- **Task statement**
Copy every line in the records below that contains the word "Disposable".

- **Exercise data**
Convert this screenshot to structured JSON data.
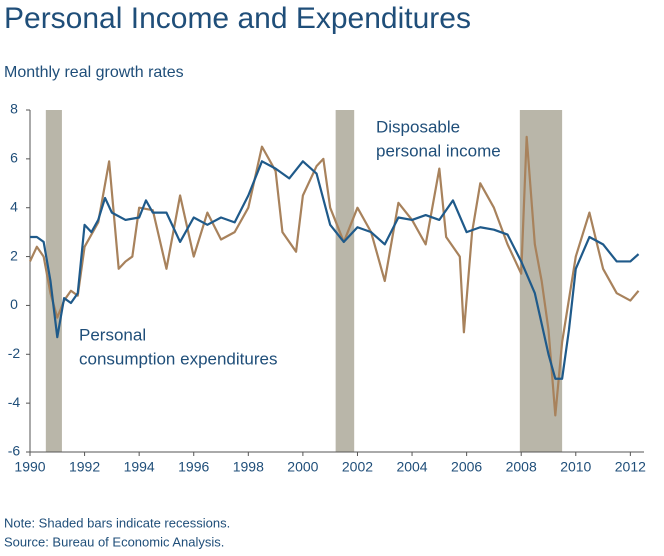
{
  "chart_data": {
    "type": "line",
    "title": "Personal Income and Expenditures",
    "subtitle": "Monthly real growth rates",
    "notes": [
      "Note: Shaded bars indicate recessions.",
      "Source: Bureau of Economic Analysis."
    ],
    "xlim": [
      1990,
      2012.5
    ],
    "ylim": [
      -6,
      8
    ],
    "xticks": [
      1990,
      1992,
      1994,
      1996,
      1998,
      2000,
      2002,
      2004,
      2006,
      2008,
      2010,
      2012
    ],
    "yticks": [
      -6,
      -4,
      -2,
      0,
      2,
      4,
      6,
      8
    ],
    "recessions": [
      [
        1990.58,
        1991.17
      ],
      [
        2001.2,
        2001.88
      ],
      [
        2007.95,
        2009.5
      ]
    ],
    "recession_color": "#b9b6a9",
    "series": [
      {
        "name": "Disposable personal income",
        "name_lines": [
          "Disposable",
          "personal income"
        ],
        "color": "#1f5a8a",
        "x": [
          1990,
          1990.25,
          1990.5,
          1990.75,
          1991.0,
          1991.25,
          1991.5,
          1991.75,
          1992.0,
          1992.25,
          1992.5,
          1992.75,
          1993.0,
          1993.5,
          1994.0,
          1994.25,
          1994.5,
          1995.0,
          1995.5,
          1996.0,
          1996.5,
          1997.0,
          1997.5,
          1998.0,
          1998.5,
          1999.0,
          1999.5,
          2000.0,
          2000.5,
          2001.0,
          2001.5,
          2002.0,
          2002.5,
          2003.0,
          2003.5,
          2004.0,
          2004.5,
          2005.0,
          2005.5,
          2006.0,
          2006.5,
          2007.0,
          2007.5,
          2008.0,
          2008.5,
          2009.0,
          2009.25,
          2009.5,
          2009.75,
          2010.0,
          2010.5,
          2011.0,
          2011.5,
          2012.0,
          2012.3
        ],
        "values": [
          2.8,
          2.8,
          2.6,
          1.0,
          -1.3,
          0.3,
          0.1,
          0.5,
          3.3,
          3.0,
          3.5,
          4.4,
          3.8,
          3.5,
          3.6,
          4.3,
          3.8,
          3.8,
          2.6,
          3.6,
          3.3,
          3.6,
          3.4,
          4.5,
          5.9,
          5.6,
          5.2,
          5.9,
          5.4,
          3.3,
          2.6,
          3.2,
          3.0,
          2.5,
          3.6,
          3.5,
          3.7,
          3.5,
          4.3,
          3.0,
          3.2,
          3.1,
          2.9,
          1.8,
          0.5,
          -2.0,
          -3.0,
          -3.0,
          -1.0,
          1.5,
          2.8,
          2.5,
          1.8,
          1.8,
          2.1
        ]
      },
      {
        "name": "Personal consumption expenditures",
        "name_lines": [
          "Personal",
          "consumption expenditures"
        ],
        "color": "#a8825c",
        "x": [
          1990,
          1990.25,
          1990.5,
          1990.75,
          1991.0,
          1991.25,
          1991.5,
          1991.75,
          1992.0,
          1992.5,
          1992.9,
          1993.25,
          1993.5,
          1993.75,
          1994.0,
          1994.5,
          1995.0,
          1995.5,
          1996.0,
          1996.5,
          1997.0,
          1997.5,
          1998.0,
          1998.5,
          1999.0,
          1999.25,
          1999.75,
          2000.0,
          2000.5,
          2000.75,
          2001.0,
          2001.5,
          2002.0,
          2002.5,
          2003.0,
          2003.5,
          2004.0,
          2004.5,
          2005.0,
          2005.25,
          2005.75,
          2005.9,
          2006.2,
          2006.5,
          2007.0,
          2007.5,
          2008.0,
          2008.2,
          2008.5,
          2008.75,
          2009.0,
          2009.25,
          2009.5,
          2010.0,
          2010.5,
          2011.0,
          2011.5,
          2012.0,
          2012.3
        ],
        "values": [
          1.8,
          2.4,
          2.0,
          0.5,
          -0.5,
          0.2,
          0.6,
          0.4,
          2.4,
          3.4,
          5.9,
          1.5,
          1.8,
          2.0,
          4.0,
          3.9,
          1.5,
          4.5,
          2.0,
          3.8,
          2.7,
          3.0,
          4.0,
          6.5,
          5.5,
          3.0,
          2.2,
          4.5,
          5.7,
          6.0,
          4.0,
          2.6,
          4.0,
          3.0,
          1.0,
          4.2,
          3.5,
          2.5,
          5.6,
          2.8,
          2.0,
          -1.1,
          3.0,
          5.0,
          4.0,
          2.5,
          1.3,
          6.9,
          2.5,
          1.0,
          -1.0,
          -4.5,
          -1.5,
          2.0,
          3.8,
          1.5,
          0.5,
          0.2,
          0.6
        ]
      }
    ]
  }
}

- **Solution to this problem**
        "name": "Disposable personal income",
          "Disposable",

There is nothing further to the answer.